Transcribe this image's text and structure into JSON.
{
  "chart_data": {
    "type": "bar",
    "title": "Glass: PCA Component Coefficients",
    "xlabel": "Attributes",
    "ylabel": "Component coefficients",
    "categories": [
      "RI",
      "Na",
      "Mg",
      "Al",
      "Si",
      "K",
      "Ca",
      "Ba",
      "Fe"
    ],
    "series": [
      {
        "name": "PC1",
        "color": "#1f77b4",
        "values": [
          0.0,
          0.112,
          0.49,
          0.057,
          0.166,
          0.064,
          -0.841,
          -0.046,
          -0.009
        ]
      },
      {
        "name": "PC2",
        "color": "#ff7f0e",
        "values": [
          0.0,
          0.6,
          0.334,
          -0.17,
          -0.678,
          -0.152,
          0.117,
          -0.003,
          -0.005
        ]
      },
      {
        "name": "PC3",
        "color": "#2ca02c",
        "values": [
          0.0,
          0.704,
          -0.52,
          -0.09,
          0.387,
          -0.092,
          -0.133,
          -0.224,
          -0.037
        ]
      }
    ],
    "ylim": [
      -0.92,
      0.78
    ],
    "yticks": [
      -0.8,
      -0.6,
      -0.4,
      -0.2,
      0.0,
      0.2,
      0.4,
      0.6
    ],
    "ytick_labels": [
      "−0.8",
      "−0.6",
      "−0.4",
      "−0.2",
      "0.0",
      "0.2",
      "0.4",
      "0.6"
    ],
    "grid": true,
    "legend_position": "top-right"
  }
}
------------
- **Stated goal**
Read through the lines above and collect those that contain the string "Component".

- **Problem solution**
    "title": "Glass: PCA Component Coefficients",
    "ylabel": "Component coefficients",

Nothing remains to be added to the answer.